* Instructions to follow
Pull out every line below that contains the word "this".

Data entries
[BEGIN]

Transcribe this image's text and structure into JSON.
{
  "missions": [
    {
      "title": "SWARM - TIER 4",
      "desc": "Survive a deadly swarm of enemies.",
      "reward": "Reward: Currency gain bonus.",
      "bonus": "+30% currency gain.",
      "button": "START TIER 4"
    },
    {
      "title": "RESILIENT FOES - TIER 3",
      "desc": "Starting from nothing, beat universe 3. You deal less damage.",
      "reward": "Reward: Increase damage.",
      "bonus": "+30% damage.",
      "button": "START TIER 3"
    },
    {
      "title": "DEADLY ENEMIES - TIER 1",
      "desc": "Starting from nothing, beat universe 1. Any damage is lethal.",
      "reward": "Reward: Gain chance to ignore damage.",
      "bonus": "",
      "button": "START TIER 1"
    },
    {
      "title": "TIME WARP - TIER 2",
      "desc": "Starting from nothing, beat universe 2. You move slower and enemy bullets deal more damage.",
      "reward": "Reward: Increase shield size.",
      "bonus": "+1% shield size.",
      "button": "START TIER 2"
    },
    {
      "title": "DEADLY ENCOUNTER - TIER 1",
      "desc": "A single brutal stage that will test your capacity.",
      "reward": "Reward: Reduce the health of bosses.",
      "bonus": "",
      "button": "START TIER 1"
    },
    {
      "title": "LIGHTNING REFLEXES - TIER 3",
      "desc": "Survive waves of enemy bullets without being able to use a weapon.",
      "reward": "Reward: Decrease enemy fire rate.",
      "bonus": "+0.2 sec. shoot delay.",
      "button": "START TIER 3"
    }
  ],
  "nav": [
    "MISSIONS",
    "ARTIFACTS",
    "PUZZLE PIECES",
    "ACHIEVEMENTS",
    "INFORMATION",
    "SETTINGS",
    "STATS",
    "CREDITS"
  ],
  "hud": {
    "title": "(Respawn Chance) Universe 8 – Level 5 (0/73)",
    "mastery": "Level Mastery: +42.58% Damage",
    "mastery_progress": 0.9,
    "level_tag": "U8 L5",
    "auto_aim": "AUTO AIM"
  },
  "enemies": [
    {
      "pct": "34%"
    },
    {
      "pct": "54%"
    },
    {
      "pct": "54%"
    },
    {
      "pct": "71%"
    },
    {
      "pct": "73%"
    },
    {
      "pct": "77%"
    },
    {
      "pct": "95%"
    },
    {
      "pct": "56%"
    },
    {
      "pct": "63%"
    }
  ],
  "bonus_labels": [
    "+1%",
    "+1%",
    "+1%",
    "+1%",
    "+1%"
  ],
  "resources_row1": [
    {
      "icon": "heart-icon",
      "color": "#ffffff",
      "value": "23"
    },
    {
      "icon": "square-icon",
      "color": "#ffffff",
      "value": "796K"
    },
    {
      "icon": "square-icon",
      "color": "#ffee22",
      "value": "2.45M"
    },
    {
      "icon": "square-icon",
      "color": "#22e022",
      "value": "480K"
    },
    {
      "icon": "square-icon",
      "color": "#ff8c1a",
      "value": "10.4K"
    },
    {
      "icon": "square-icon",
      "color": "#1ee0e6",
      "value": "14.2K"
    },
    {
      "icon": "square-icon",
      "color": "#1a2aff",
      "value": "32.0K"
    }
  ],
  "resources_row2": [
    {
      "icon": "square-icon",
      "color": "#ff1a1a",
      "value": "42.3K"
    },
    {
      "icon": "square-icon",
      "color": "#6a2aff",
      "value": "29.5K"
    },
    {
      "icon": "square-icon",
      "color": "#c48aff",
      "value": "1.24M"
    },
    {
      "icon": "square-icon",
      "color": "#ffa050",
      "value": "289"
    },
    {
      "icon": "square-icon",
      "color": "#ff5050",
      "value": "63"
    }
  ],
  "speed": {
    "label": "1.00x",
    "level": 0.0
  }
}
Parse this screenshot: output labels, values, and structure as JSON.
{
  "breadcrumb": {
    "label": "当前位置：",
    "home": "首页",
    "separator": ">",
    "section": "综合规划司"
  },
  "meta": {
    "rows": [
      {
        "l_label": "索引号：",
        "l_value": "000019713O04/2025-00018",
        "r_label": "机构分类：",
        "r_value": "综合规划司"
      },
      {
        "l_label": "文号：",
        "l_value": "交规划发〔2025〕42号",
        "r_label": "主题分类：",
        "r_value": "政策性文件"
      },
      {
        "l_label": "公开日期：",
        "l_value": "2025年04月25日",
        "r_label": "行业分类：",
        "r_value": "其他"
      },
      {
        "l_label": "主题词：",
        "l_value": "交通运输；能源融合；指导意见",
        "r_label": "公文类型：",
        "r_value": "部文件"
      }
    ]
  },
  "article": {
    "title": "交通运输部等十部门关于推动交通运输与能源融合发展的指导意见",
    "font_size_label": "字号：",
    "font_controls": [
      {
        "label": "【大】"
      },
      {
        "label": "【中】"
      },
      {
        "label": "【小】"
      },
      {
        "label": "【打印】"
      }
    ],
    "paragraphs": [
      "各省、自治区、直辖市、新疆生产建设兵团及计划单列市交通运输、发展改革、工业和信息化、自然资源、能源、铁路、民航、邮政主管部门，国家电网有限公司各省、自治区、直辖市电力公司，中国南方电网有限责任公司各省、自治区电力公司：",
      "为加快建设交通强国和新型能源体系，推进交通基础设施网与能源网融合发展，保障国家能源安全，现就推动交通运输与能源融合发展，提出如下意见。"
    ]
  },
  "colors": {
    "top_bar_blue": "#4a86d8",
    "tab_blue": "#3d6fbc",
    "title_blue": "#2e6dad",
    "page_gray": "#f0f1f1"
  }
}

[END]

* Answer in full
Transcribe this image's text and structure into JSON.
Parse this screenshot: output labels, values, and structure as JSON.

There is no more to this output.